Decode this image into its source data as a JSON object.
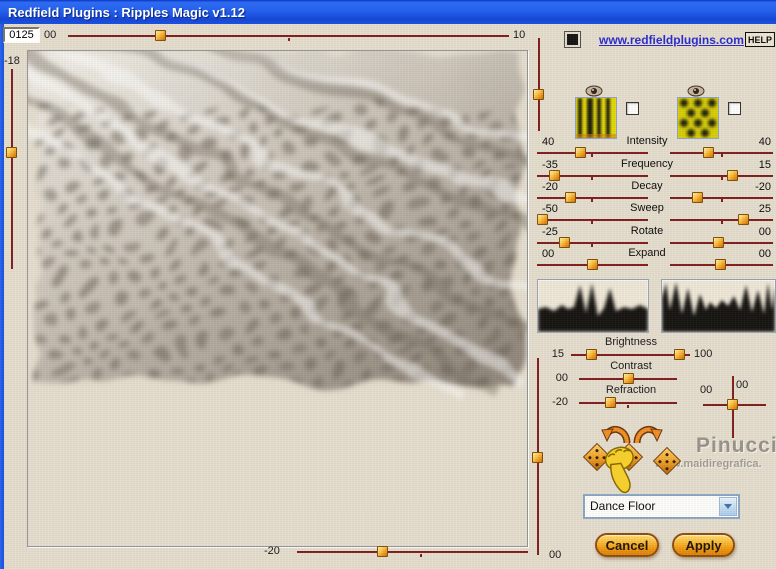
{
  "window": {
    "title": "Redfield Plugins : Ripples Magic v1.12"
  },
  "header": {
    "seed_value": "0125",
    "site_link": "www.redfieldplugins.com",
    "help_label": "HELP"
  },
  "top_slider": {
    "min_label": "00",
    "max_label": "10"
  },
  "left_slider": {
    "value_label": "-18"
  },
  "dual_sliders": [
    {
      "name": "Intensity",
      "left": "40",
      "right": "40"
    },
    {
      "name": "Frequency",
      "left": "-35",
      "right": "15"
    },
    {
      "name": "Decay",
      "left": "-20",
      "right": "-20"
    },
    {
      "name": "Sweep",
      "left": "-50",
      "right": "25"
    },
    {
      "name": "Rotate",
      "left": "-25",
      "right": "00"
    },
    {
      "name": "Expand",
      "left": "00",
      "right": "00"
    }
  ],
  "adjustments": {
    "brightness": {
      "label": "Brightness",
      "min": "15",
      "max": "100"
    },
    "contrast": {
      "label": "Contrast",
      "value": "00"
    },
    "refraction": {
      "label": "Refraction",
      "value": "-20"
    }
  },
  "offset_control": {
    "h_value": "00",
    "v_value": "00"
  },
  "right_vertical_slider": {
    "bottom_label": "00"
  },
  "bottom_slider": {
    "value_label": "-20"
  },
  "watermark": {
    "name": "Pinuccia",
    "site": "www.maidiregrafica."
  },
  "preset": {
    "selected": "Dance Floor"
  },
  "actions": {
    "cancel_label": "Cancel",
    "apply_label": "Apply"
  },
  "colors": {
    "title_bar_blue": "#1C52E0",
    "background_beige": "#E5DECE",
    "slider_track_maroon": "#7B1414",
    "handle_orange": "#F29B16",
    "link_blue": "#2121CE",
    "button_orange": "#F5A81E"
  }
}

═══

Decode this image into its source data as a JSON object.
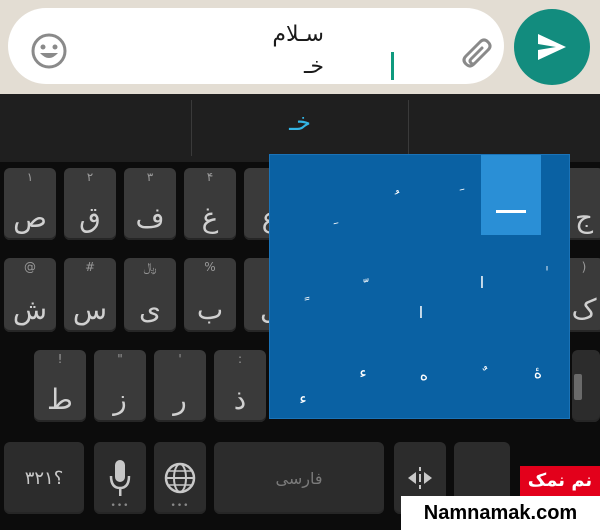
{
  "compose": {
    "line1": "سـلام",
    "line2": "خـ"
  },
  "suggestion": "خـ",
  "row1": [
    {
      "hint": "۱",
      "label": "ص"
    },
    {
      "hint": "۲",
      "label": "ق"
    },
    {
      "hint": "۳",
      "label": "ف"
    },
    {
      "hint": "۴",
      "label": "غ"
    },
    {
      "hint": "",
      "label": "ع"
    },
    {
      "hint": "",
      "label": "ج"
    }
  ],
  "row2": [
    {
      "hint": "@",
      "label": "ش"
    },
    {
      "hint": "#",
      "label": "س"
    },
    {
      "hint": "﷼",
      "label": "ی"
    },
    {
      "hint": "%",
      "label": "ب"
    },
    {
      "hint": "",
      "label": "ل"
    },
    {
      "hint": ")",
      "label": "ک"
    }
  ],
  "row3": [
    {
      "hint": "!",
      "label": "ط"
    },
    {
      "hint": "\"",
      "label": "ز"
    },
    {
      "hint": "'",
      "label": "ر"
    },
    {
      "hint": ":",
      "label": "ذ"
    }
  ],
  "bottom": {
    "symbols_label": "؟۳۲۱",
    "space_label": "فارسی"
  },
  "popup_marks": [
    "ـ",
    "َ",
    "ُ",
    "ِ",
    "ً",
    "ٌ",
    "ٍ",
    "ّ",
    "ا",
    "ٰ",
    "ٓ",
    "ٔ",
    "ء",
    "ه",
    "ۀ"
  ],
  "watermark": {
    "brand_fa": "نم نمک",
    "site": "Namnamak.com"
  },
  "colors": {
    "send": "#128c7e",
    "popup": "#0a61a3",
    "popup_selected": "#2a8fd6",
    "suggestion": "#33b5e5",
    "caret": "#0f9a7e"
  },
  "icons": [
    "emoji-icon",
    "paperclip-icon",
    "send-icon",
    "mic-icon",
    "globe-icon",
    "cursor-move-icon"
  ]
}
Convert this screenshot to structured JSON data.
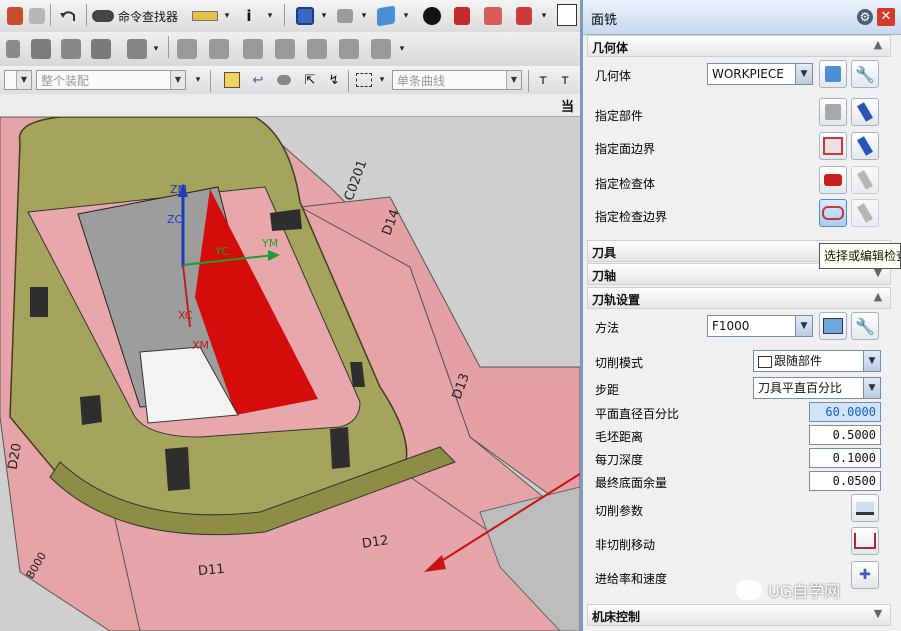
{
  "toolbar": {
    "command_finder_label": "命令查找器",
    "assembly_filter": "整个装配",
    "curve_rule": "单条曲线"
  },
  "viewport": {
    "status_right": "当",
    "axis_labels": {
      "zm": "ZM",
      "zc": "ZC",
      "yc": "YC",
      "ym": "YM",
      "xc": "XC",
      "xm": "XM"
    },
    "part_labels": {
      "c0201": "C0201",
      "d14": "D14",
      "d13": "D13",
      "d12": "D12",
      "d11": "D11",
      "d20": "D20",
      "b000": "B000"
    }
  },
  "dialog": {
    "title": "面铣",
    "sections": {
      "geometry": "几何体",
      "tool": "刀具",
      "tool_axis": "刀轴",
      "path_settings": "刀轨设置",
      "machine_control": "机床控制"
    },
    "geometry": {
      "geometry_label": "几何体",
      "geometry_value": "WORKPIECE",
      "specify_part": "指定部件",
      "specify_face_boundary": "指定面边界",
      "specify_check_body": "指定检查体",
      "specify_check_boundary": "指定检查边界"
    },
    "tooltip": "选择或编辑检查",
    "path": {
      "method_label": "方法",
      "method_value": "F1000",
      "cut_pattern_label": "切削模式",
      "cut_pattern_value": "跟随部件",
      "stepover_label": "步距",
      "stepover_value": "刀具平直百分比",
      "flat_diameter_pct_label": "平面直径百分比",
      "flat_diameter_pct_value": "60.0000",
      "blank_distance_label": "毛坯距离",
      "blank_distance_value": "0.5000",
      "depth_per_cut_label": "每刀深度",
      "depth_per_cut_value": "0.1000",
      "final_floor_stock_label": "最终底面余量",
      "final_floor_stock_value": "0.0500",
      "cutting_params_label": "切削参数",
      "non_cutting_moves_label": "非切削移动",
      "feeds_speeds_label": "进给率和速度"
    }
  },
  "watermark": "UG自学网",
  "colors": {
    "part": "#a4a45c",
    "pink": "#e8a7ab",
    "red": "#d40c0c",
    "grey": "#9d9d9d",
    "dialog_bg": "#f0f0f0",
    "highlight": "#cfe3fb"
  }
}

═══

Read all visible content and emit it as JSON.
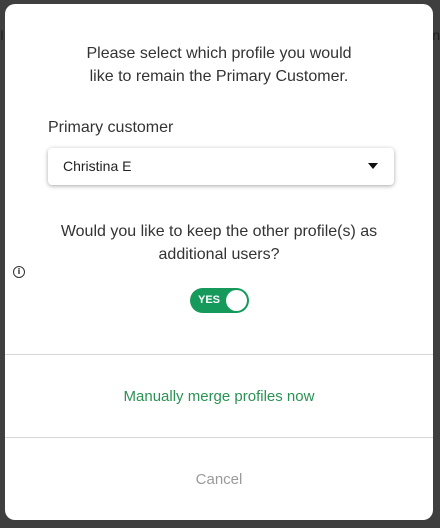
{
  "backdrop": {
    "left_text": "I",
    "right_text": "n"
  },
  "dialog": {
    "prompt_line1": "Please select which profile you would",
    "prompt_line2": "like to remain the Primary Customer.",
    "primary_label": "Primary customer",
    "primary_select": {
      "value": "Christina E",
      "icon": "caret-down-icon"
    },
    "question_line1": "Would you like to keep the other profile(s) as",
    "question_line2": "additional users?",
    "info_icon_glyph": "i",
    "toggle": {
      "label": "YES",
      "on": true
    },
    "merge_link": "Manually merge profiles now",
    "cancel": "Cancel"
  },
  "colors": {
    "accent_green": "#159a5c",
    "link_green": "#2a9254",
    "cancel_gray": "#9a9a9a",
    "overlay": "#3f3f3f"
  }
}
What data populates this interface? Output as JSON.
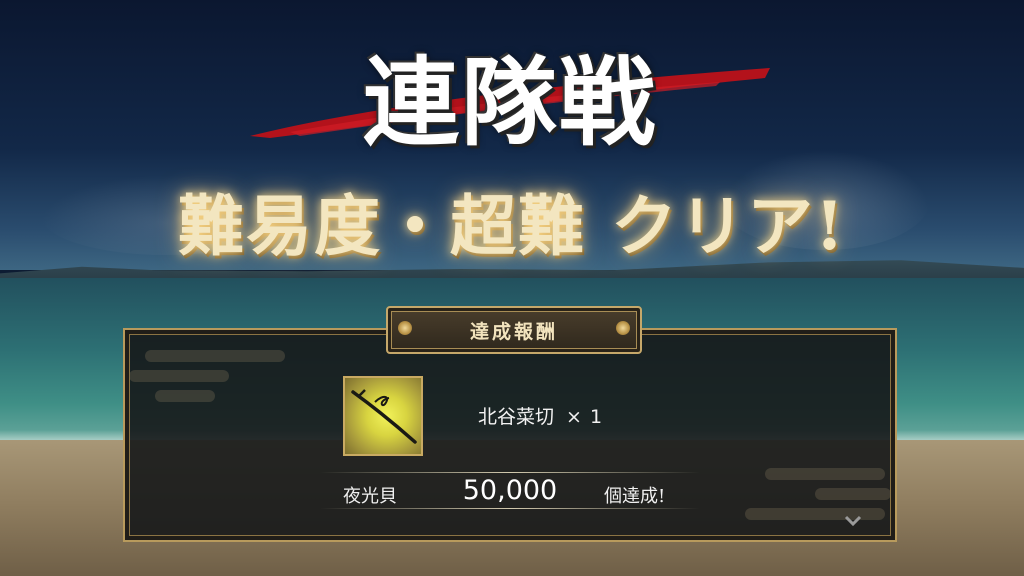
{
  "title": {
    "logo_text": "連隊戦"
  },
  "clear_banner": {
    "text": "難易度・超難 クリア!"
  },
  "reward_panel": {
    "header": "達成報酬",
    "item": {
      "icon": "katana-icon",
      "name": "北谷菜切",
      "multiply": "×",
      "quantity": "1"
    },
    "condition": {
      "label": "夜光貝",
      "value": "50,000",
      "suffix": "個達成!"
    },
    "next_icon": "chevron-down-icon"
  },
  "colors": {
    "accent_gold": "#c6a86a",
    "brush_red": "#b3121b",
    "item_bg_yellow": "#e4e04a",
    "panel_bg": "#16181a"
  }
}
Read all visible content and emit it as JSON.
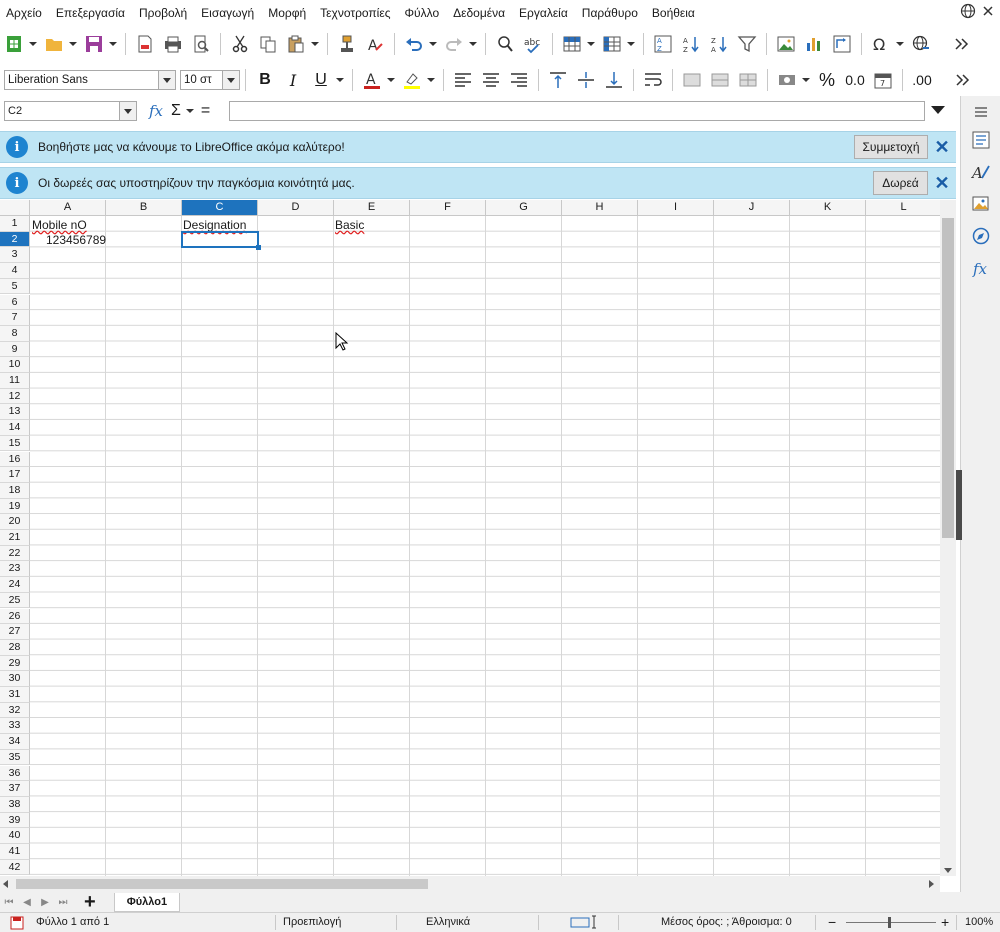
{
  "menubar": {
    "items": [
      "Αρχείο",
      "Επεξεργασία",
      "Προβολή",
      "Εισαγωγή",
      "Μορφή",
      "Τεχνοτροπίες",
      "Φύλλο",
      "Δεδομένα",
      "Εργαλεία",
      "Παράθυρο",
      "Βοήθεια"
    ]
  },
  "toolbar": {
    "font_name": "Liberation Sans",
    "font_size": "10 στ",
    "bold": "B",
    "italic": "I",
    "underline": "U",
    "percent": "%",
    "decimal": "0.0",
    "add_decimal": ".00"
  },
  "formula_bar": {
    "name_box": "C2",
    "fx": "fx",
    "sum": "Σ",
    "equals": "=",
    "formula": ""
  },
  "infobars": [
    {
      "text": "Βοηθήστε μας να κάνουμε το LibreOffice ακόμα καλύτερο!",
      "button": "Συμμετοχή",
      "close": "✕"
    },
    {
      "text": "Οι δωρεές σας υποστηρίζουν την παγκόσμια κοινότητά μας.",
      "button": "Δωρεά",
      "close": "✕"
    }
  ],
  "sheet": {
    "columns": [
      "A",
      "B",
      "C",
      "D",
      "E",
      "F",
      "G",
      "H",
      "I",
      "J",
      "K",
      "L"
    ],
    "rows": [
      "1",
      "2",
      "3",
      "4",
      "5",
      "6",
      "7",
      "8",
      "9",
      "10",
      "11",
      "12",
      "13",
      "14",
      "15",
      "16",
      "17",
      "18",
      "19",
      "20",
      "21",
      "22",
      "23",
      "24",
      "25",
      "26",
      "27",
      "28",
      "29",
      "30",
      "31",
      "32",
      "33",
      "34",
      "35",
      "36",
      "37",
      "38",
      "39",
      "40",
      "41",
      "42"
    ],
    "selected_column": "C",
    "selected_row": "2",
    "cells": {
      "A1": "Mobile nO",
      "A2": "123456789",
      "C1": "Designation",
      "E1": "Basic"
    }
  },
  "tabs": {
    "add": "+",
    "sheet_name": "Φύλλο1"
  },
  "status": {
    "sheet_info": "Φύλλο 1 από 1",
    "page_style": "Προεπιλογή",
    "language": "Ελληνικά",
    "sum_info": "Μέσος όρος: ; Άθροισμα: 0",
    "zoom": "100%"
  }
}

═══

Short problem: Note how many lines in the listing above hold the string "this", then give only that figure.

Task solution: 4